* CONSIGNA 1
Según el texto sobre Tarzán, ¿en qué año se estrenó The son of Tarzán y quién lo protagonizó?
* CONSIGNA 2
Prosigue el texto sobre Tarzán a partir de su última oración.

* TEXTO MOSTRADO
***
Tarzán sigue siendo el rey de la selva

Los estudios MGM estrenaron, hace 80 años, la primera cinta sonora de Tarzán, que llevaría al estrellato al nadador Johnny Weismuller. El llamado Rey de la Selva había nacido mucho antes, exactamente en 1912, de la pluma del escritor norteamericano Edgar Rice Burroughs, en una colección de relatos seriados que luego los compilaría en un volumen en forma de novela, con el título de Tarzán.

La historia se centra en un niño huérfano que ha perdido a sus padres en la selva, y es criado por una gorila. Posterior a eso logra aprender a leer por sí solo de los libros dejados por su padre, un noble inglés, llamado Lord Greystoke. La historia de Burroughs luego se convertirá en cómic semanal, cuyas tiras aparecerán en los principales diarios norteamericanos.

Pero el héroe de Burroughs tiene referentes más profundos que el del cine, en la vida real se basa en la historia del niño lobo de Hesse en Alemania, y en la literatura, en el Robinson Crusoe de Daniel Defoe, y en la filosofía, en la teoría del hombre que vive en estado de pureza junto a la naturaleza, del ginebrino Juan Jacobo Rosseau.

El mito del buen salvaje, esa metáfora del hombre libre que no es contaminado por los vicios de la modernidad es lo que hace que Tarzán se convierta en uno de los clásicos del mundo de la aventura y perdure en la mente de generaciones.

En el cine la primera aparición del personaje se da en el periodo mudo: 1918. Es la fecha de estreno de Tarzán el hombre mono y su continuación en el mismo año.

En 1920 se estrena The son of Tarzán con Gene Pollar. Luego de estas cintas el personaje perdería interés. Cuando aparece el cine sonoro, hay una situación que permitirá allanar la producción de una serie de aventuras del selvático personaje. Los años 30 son la época de oro del cine de aventuras y el continente africano es el vehículo para representar a variedad de personajes como colonos, exploradores, legionarios y aventureros. Es el momento de la explotación colonial en el continente negro.
***
* MATERIAL PROPORCIONADO

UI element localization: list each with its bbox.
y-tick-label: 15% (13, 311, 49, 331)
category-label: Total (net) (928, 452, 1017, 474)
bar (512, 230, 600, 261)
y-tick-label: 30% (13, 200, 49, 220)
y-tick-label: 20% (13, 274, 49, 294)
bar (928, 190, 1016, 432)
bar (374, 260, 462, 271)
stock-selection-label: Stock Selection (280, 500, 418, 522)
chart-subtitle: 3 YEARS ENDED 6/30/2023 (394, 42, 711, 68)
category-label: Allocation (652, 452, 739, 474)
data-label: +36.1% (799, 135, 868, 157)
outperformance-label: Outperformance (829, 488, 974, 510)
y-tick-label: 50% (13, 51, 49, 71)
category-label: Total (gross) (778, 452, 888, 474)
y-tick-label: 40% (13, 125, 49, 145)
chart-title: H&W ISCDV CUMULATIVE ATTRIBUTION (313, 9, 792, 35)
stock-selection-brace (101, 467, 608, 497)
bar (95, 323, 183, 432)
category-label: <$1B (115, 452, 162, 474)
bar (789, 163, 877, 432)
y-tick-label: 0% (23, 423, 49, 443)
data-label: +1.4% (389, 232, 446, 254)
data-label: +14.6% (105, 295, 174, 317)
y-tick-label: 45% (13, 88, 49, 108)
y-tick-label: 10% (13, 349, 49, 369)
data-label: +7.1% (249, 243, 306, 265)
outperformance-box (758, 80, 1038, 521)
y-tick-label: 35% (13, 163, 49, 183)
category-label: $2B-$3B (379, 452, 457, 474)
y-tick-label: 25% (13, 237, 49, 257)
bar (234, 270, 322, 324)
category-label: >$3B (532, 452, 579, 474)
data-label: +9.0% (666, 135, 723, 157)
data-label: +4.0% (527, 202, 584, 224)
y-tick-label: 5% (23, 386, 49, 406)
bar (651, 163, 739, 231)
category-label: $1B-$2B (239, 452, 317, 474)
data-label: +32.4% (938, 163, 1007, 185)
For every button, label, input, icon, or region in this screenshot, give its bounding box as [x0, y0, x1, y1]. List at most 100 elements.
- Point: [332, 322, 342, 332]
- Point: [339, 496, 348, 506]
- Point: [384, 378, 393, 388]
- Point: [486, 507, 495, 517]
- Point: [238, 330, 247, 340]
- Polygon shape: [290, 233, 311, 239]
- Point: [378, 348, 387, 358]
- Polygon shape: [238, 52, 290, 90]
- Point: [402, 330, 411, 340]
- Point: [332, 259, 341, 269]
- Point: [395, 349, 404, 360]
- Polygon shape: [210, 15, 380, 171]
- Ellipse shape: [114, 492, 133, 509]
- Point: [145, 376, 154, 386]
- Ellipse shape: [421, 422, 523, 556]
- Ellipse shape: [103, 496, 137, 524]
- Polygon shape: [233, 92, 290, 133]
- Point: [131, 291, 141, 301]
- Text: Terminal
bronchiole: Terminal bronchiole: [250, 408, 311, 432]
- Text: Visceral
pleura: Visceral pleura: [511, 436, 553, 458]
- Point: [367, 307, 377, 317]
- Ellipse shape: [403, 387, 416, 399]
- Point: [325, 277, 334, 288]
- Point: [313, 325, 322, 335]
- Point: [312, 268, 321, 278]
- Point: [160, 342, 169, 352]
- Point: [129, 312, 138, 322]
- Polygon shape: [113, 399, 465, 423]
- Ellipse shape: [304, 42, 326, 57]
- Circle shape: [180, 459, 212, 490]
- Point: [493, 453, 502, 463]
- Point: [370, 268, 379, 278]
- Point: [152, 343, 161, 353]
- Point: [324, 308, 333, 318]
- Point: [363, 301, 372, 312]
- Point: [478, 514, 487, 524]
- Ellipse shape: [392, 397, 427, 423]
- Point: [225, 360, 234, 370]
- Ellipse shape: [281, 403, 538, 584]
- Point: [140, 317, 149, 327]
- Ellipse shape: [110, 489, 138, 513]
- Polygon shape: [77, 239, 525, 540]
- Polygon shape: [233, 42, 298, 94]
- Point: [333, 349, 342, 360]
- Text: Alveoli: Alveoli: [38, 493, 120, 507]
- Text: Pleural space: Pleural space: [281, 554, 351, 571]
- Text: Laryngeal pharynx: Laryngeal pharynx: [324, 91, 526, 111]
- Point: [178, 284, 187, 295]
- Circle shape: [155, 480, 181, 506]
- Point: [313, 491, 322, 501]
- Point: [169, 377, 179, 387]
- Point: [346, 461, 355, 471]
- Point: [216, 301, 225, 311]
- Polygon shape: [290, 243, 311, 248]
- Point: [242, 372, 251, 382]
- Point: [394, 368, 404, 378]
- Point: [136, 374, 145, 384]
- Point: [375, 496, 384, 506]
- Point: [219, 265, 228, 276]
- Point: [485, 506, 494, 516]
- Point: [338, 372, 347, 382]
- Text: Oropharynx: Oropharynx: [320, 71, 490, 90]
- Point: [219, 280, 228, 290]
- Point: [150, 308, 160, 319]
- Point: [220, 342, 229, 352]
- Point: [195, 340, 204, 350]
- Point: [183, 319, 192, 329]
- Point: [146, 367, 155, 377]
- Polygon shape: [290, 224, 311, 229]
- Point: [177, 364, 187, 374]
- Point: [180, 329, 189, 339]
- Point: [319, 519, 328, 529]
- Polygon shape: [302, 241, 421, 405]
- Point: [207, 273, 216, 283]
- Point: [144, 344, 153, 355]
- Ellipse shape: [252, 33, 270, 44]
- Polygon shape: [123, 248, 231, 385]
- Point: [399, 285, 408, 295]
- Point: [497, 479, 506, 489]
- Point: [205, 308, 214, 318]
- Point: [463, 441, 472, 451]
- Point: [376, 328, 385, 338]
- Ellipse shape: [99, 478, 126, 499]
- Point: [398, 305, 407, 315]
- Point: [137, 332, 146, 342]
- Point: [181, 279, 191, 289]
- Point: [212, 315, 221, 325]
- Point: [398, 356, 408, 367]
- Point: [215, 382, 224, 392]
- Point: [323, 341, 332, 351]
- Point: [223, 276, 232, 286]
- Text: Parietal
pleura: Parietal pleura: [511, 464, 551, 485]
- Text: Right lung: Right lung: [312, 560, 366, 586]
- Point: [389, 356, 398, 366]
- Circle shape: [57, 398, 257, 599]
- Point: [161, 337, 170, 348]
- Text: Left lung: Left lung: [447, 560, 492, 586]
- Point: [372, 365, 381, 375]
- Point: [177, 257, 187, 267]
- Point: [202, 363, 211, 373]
***
* RESPUESTA 1
Se estrenó en 1920, con Gene Pollar.

* RESPUESTA 2
En 1932 se realiza Tarzán de los monos, de W.S. Van Dyke. Para escoger el personaje se hizo un casting riguroso. Incluso se barajó el nombre de Clark Gable, pero el escogido fue el nadador y excampeón olímpico Johnny Weissmüller. La cinta fue un éxito de taquilla y sus escenas acuáticas sentarían escuela en las siguientes producciones de aventuras. Para los críticos de esa época, Weissmüller era el Tarzán ideal. Ese espaldarazo de crítica lo llevaría a mantener el papel durante varias entregas de la serie. El famoso grito emitido por Weissmüller era artificial, producido en los estudios Metro.

En 1934 el estudio encargaría a Cedric Gibbons la realización de una entrega que se titularía Tarzán y su compañera. El héroe no podía vivir en soledad y encuentra a su compañera sentimental en la periodista Jane Parker, interpretada por Maureen O’Sullivan. La actriz sería la eterna Jane para los millones de seguidores del personaje e intervendría en la mayoría de las cintas durante la edad gloriosa del personaje.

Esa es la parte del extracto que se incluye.